Problem:
Check each line of the records below and collect those that include the word "大金重工".

Provided data:

begin

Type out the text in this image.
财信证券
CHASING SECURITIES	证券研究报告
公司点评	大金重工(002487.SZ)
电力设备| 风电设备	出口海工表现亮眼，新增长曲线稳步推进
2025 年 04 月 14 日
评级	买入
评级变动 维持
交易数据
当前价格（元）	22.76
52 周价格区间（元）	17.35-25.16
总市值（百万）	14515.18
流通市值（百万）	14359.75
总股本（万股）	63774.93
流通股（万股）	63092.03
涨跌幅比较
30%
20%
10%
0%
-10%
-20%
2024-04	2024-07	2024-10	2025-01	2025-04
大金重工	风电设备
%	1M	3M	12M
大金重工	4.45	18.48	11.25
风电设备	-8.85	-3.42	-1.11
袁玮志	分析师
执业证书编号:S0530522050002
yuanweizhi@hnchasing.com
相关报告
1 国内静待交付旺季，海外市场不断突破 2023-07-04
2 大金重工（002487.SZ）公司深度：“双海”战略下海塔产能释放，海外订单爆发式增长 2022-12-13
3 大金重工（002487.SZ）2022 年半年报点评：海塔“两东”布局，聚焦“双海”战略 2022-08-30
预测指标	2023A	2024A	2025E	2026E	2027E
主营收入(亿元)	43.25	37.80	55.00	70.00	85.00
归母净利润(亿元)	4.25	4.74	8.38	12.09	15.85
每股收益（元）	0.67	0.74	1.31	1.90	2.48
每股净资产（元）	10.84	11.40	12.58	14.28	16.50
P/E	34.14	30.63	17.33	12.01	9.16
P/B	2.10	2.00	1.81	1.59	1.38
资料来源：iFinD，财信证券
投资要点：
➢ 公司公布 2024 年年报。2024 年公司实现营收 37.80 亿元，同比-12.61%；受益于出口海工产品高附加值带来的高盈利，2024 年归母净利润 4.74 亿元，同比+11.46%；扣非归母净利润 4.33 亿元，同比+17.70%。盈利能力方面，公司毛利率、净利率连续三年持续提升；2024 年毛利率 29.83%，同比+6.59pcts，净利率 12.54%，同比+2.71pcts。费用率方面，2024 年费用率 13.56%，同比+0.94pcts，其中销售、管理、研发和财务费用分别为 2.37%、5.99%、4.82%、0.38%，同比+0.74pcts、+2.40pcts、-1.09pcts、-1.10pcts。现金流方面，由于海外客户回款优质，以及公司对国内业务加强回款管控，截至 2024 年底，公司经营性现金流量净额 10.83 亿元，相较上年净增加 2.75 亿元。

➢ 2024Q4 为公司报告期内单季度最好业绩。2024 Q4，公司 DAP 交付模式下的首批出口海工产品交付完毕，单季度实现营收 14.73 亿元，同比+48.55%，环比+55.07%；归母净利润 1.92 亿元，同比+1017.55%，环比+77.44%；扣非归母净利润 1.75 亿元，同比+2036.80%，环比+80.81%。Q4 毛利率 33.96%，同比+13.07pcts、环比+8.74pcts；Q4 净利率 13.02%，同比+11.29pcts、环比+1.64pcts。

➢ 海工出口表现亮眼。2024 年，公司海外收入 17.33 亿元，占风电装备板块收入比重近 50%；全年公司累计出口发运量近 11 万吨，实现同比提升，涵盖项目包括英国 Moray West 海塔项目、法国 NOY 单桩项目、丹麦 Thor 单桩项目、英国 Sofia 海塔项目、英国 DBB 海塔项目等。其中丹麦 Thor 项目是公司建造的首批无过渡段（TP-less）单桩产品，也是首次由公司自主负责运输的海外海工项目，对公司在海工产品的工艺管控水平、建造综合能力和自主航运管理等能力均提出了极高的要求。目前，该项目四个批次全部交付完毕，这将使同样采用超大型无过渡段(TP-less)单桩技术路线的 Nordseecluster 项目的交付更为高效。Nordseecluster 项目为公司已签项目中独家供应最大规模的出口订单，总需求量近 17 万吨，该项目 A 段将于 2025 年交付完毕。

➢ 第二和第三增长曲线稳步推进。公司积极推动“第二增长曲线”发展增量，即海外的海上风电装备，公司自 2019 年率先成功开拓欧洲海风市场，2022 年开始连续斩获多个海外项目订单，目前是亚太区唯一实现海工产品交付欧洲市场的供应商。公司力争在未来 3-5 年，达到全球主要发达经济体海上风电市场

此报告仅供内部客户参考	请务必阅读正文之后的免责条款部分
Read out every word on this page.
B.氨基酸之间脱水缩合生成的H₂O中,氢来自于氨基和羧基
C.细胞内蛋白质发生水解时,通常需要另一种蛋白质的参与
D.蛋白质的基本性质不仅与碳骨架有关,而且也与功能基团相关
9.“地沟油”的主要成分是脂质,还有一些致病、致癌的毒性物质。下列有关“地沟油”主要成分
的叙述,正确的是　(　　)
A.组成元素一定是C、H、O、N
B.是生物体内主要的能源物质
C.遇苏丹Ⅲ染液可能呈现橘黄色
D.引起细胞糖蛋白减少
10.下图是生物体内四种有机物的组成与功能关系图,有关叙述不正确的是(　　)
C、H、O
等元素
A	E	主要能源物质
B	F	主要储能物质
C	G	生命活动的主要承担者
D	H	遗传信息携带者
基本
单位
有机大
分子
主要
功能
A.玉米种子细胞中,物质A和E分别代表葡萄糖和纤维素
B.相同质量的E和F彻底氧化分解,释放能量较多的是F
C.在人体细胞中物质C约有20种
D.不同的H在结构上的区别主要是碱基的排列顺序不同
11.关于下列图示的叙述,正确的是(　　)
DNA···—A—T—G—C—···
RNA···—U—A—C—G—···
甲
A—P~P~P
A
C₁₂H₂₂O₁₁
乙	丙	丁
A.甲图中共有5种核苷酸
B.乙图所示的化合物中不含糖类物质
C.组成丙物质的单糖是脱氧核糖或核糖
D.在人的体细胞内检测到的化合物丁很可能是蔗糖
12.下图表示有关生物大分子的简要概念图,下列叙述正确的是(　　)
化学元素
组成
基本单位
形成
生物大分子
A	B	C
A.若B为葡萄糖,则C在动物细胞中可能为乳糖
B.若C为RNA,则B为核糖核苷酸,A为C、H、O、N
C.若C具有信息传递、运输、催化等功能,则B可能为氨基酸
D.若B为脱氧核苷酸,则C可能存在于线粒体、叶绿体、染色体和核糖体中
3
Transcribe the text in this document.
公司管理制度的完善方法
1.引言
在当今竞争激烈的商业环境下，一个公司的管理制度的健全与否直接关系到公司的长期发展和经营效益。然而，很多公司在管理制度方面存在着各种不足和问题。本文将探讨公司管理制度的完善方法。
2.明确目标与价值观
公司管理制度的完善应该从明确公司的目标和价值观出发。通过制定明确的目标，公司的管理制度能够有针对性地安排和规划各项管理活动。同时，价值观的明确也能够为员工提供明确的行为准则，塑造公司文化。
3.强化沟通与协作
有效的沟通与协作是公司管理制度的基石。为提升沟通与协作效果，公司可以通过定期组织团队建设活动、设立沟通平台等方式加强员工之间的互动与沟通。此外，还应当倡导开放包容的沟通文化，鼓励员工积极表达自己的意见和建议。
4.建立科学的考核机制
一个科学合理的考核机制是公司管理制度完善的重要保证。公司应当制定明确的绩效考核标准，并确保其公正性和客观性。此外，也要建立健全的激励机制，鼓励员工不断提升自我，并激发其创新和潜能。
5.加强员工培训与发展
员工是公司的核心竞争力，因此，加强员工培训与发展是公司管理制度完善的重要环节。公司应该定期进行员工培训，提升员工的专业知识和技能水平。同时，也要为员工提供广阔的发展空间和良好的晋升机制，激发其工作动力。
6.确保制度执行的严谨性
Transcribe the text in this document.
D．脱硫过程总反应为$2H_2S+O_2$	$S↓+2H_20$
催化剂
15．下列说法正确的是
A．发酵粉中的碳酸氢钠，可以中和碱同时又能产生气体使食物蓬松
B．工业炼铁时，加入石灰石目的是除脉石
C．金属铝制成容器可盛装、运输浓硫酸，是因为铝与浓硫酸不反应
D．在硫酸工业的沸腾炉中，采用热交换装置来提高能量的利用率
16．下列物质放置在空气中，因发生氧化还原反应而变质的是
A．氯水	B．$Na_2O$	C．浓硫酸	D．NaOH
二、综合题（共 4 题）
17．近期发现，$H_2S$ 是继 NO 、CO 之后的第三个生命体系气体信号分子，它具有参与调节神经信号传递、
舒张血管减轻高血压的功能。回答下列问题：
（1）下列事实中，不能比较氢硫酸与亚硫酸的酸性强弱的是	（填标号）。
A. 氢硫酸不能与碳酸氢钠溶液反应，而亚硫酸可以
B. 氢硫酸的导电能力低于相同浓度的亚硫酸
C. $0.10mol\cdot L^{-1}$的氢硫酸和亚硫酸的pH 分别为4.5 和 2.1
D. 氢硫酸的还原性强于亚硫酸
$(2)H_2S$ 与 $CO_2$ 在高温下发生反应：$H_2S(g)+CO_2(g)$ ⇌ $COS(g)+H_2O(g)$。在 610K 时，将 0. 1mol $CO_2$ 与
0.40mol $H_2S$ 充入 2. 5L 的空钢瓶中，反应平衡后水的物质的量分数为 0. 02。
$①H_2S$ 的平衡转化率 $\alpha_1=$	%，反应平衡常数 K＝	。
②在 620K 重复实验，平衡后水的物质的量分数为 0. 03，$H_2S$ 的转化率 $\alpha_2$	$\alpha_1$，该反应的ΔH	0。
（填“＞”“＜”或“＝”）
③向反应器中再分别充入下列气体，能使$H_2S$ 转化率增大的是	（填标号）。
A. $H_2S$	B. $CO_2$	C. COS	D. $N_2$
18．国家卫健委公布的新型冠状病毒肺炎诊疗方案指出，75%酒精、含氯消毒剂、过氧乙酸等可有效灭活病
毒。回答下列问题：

end

Reply to the exercise:
公司点评	大金重工(002487.SZ)
大金重工	风电设备
大金重工	4.45	18.48	11.25
2 大金重工（002487.SZ）公司深度：“双海”战略下海塔产能释放，海外订单爆发式增长 2022-12-13
3 大金重工（002487.SZ）2022 年半年报点评：海塔“两东”布局，聚焦“双海”战略 2022-08-30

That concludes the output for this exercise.